◆ Stated problem: Print every entry, word for word, and skip the images.
—————
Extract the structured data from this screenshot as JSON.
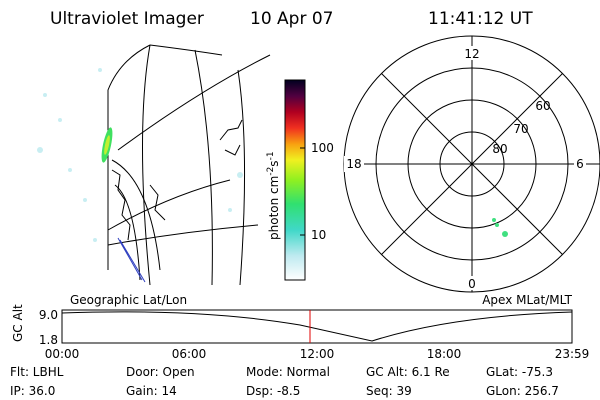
{
  "header": {
    "instrument": "Ultraviolet Imager",
    "date": "10 Apr 07",
    "time": "11:41:12 UT"
  },
  "colorbar": {
    "unit": "photon cm",
    "unit_exp": "-2",
    "unit2": "s",
    "unit2_exp": "-1",
    "ticks": [
      "100",
      "10"
    ]
  },
  "polar": {
    "mlt_labels": [
      "12",
      "18",
      "6",
      "0"
    ],
    "lat_labels": [
      "60",
      "70",
      "80"
    ]
  },
  "timeline": {
    "left_label": "Geographic Lat/Lon",
    "right_label": "Apex MLat/MLT",
    "axis_label": "GC Alt",
    "y_labels": [
      "9.0",
      "1.8"
    ],
    "x_labels": [
      "00:00",
      "06:00",
      "12:00",
      "18:00",
      "23:59"
    ]
  },
  "footer": {
    "rows": [
      [
        "Flt: LBHL",
        "Door: Open",
        "Mode: Normal",
        "GC Alt: 6.1 Re",
        "GLat: -75.3"
      ],
      [
        "IP: 36.0",
        "Gain: 14",
        "Dsp:   -8.5",
        "Seq: 39",
        "GLon: 256.7"
      ]
    ]
  }
}
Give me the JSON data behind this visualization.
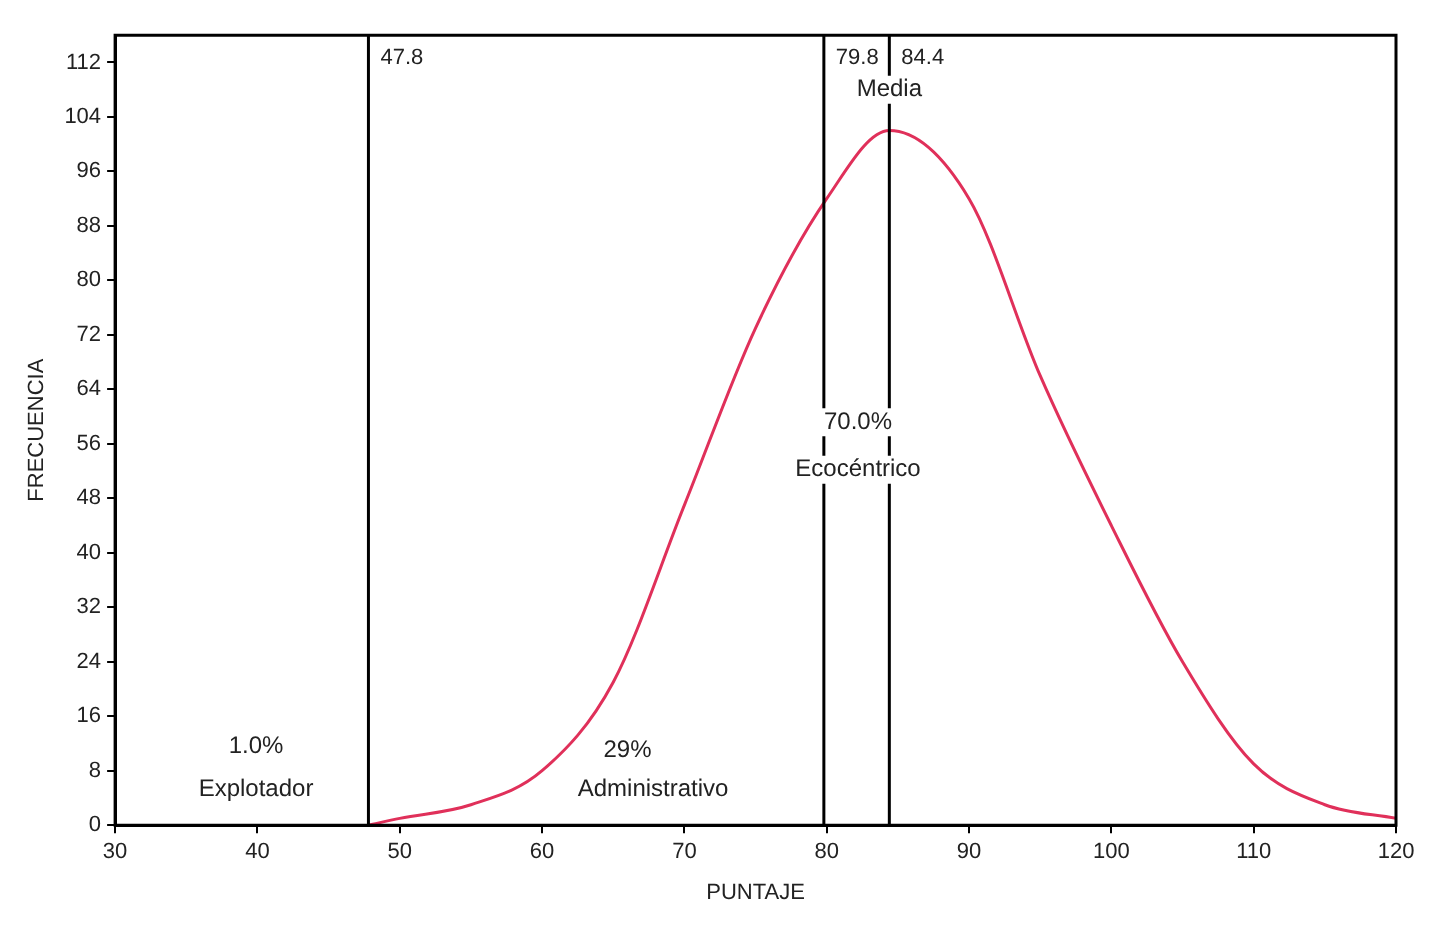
—————
◆ Answer:
Extract the structured data from this screenshot as JSON.
{
  "header": {
    "instrument": "Ultraviolet Imager",
    "date": "10 Apr 07",
    "time": "11:41:12 UT"
  },
  "colorbar": {
    "unit": "photon cm",
    "unit_exp": "-2",
    "unit2": "s",
    "unit2_exp": "-1",
    "ticks": [
      "100",
      "10"
    ]
  },
  "polar": {
    "mlt_labels": [
      "12",
      "18",
      "6",
      "0"
    ],
    "lat_labels": [
      "60",
      "70",
      "80"
    ]
  },
  "timeline": {
    "left_label": "Geographic Lat/Lon",
    "right_label": "Apex MLat/MLT",
    "axis_label": "GC Alt",
    "y_labels": [
      "9.0",
      "1.8"
    ],
    "x_labels": [
      "00:00",
      "06:00",
      "12:00",
      "18:00",
      "23:59"
    ]
  },
  "footer": {
    "rows": [
      [
        "Flt: LBHL",
        "Door: Open",
        "Mode: Normal",
        "GC Alt: 6.1 Re",
        "GLat: -75.3"
      ],
      [
        "IP: 36.0",
        "Gain: 14",
        "Dsp:   -8.5",
        "Seq: 39",
        "GLon: 256.7"
      ]
    ]
  }
}
Give me the JSON data behind this visualization.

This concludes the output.